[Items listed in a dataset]
>> START
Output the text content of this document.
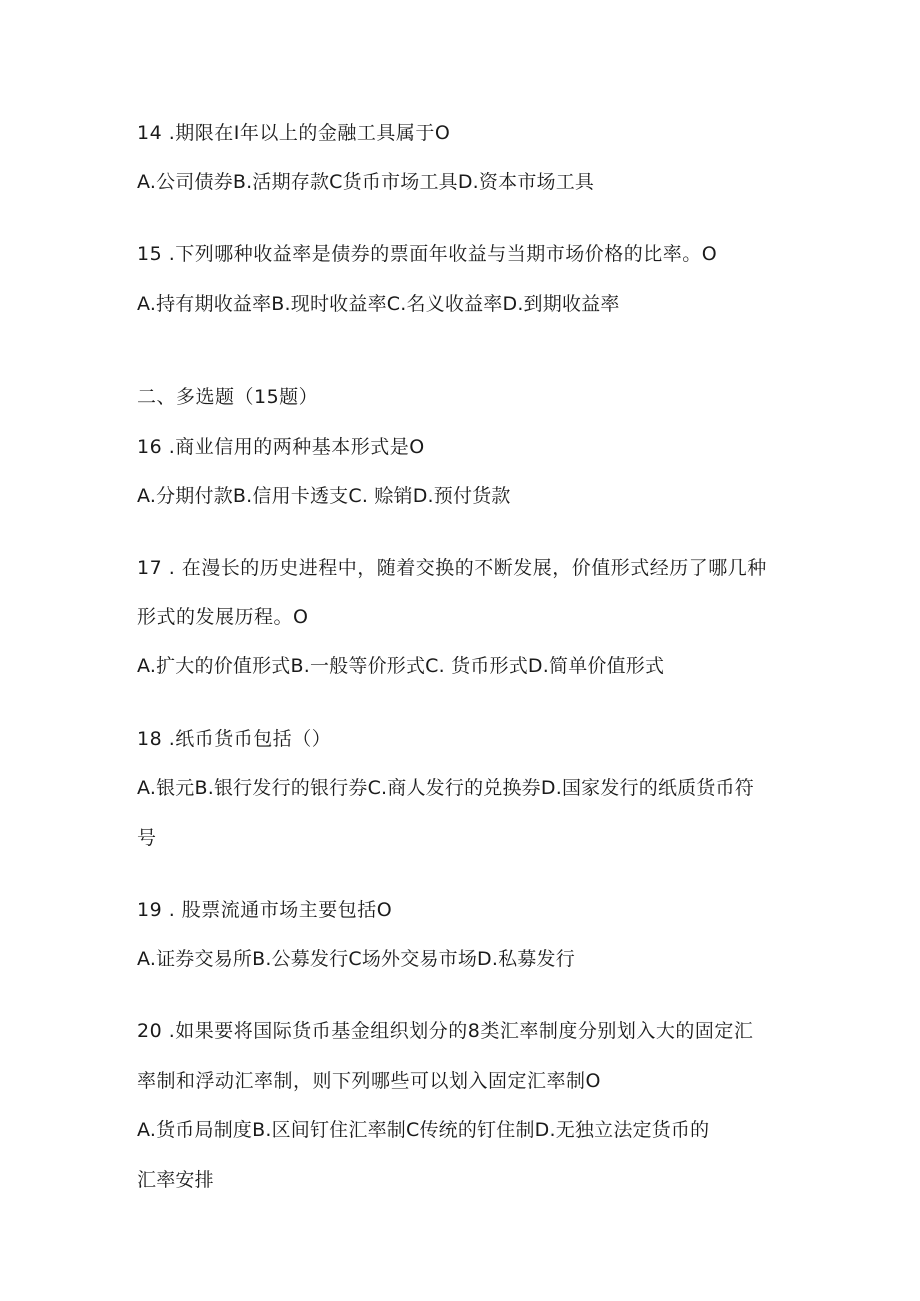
14 .期限在I年以上的金融工具属于O
A.公司债券B.活期存款C货币市场工具D.资本市场工具
15 .下列哪种收益率是债券的票面年收益与当期市场价格的比率。O
A.持有期收益率B.现时收益率C.名义收益率D.到期收益率
二、多选题（15题）
16 .商业信用的两种基本形式是O
A.分期付款B.信用卡透支C. 赊销D.预付货款
17 . 在漫长的历史进程中，随着交换的不断发展，价值形式经历了哪几种
形式的发展历程。O
A.扩大的价值形式B.一般等价形式C. 货币形式D.简单价值形式
18 .纸币货币包括（）
A.银元B.银行发行的银行券C.商人发行的兑换券D.国家发行的纸质货币符
号
19 . 股票流通市场主要包括O
A.证券交易所B.公募发行C场外交易市场D.私募发行
20 .如果要将国际货币基金组织划分的8类汇率制度分别划入大的固定汇
率制和浮动汇率制，则下列哪些可以划入固定汇率制O
A.货币局制度B.区间钉住汇率制C传统的钉住制D.无独立法定货币的
汇率安排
>> END
> _WORK TO BE COMPLETED_
Quote the data above in full, leaving out the pictures it holds.

> _EXPECTED ANSWER_
Output the text content of this document.
14 .期限在I年以上的金融工具属于O
A.公司债券B.活期存款C货币市场工具D.资本市场工具
15 .下列哪种收益率是债券的票面年收益与当期市场价格的比率。O
A.持有期收益率B.现时收益率C.名义收益率D.到期收益率
二、多选题（15题）
16 .商业信用的两种基本形式是O
A.分期付款B.信用卡透支C. 赊销D.预付货款
17 . 在漫长的历史进程中，随着交换的不断发展，价值形式经历了哪几种
形式的发展历程。O
A.扩大的价值形式B.一般等价形式C. 货币形式D.简单价值形式
18 .纸币货币包括（）
A.银元B.银行发行的银行券C.商人发行的兑换券D.国家发行的纸质货币符
号
19 . 股票流通市场主要包括O
A.证券交易所B.公募发行C场外交易市场D.私募发行
20 .如果要将国际货币基金组织划分的8类汇率制度分别划入大的固定汇
率制和浮动汇率制，则下列哪些可以划入固定汇率制O
A.货币局制度B.区间钉住汇率制C传统的钉住制D.无独立法定货币的
汇率安排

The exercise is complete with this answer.